▶ [Work to be completed]
Copy every record below exactly.

----

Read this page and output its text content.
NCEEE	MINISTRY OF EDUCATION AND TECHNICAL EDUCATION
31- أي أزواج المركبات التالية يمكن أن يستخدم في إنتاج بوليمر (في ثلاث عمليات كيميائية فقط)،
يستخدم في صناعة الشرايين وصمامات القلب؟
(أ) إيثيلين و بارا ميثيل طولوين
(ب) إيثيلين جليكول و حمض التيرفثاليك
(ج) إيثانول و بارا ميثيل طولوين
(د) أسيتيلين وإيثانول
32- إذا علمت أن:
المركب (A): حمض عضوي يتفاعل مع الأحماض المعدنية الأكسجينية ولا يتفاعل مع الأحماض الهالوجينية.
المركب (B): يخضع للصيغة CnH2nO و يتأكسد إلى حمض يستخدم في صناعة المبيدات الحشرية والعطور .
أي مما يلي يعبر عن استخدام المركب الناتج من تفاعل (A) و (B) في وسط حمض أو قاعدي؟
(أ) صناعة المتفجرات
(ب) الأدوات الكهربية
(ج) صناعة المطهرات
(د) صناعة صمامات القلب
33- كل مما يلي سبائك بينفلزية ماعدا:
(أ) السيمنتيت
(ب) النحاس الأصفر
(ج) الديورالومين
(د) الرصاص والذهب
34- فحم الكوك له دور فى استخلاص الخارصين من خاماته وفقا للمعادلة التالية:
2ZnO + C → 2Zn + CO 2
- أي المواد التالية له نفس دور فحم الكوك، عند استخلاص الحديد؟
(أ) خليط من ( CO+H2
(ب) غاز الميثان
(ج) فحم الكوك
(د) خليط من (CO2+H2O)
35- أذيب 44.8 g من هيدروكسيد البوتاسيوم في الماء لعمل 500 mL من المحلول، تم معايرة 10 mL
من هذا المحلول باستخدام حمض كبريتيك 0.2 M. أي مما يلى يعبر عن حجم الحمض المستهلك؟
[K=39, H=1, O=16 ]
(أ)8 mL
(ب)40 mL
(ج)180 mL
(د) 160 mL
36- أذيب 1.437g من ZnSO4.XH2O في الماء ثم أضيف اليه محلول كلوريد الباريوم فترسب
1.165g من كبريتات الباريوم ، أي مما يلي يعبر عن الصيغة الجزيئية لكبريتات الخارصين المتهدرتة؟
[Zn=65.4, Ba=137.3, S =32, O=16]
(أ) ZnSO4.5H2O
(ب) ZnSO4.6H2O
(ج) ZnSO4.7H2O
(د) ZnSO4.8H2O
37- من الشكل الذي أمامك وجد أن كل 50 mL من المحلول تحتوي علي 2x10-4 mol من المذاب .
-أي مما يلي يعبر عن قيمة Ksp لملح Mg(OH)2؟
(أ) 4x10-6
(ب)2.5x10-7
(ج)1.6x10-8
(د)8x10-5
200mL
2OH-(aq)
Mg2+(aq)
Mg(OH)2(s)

----

▶ [Answer to this task]
Read this page and output its text content.
NCEEE	MINISTRY OF EDUCATION AND TECHNICAL EDUCATION
31- أي أزواج المركبات التالية يمكن أن يستخدم في إنتاج بوليمر (في ثلاث عمليات كيميائية فقط)،
يستخدم في صناعة الشرايين وصمامات القلب؟
(أ) إيثيلين و بارا ميثيل طولوين
(ب) إيثيلين جليكول و حمض التيرفثاليك
(ج) إيثانول و بارا ميثيل طولوين
(د) أسيتيلين وإيثانول
32- إذا علمت أن:
المركب (A): حمض عضوي يتفاعل مع الأحماض المعدنية الأكسجينية ولا يتفاعل مع الأحماض الهالوجينية.
المركب (B): يخضع للصيغة CnH2nO و يتأكسد إلى حمض يستخدم في صناعة المبيدات الحشرية والعطور .
أي مما يلي يعبر عن استخدام المركب الناتج من تفاعل (A) و (B) في وسط حمض أو قاعدي؟
(أ) صناعة المتفجرات
(ب) الأدوات الكهربية
(ج) صناعة المطهرات
(د) صناعة صمامات القلب
33- كل مما يلي سبائك بينفلزية ماعدا:
(أ) السيمنتيت
(ب) النحاس الأصفر
(ج) الديورالومين
(د) الرصاص والذهب
34- فحم الكوك له دور فى استخلاص الخارصين من خاماته وفقا للمعادلة التالية:
2ZnO + C → 2Zn + CO 2
- أي المواد التالية له نفس دور فحم الكوك، عند استخلاص الحديد؟
(أ) خليط من ( CO+H2
(ب) غاز الميثان
(ج) فحم الكوك
(د) خليط من (CO2+H2O)
35- أذيب 44.8 g من هيدروكسيد البوتاسيوم في الماء لعمل 500 mL من المحلول، تم معايرة 10 mL
من هذا المحلول باستخدام حمض كبريتيك 0.2 M. أي مما يلى يعبر عن حجم الحمض المستهلك؟
[K=39, H=1, O=16 ]
(أ)8 mL
(ب)40 mL
(ج)180 mL
(د) 160 mL
36- أذيب 1.437g من ZnSO4.XH2O في الماء ثم أضيف اليه محلول كلوريد الباريوم فترسب
1.165g من كبريتات الباريوم ، أي مما يلي يعبر عن الصيغة الجزيئية لكبريتات الخارصين المتهدرتة؟
[Zn=65.4, Ba=137.3, S =32, O=16]
(أ) ZnSO4.5H2O
(ب) ZnSO4.6H2O
(ج) ZnSO4.7H2O
(د) ZnSO4.8H2O
37- من الشكل الذي أمامك وجد أن كل 50 mL من المحلول تحتوي علي 2x10-4 mol من المذاب .
-أي مما يلي يعبر عن قيمة Ksp لملح Mg(OH)2؟
(أ) 4x10-6
(ب)2.5x10-7
(ج)1.6x10-8
(د)8x10-5
200mL
2OH-(aq)
Mg2+(aq)
Mg(OH)2(s)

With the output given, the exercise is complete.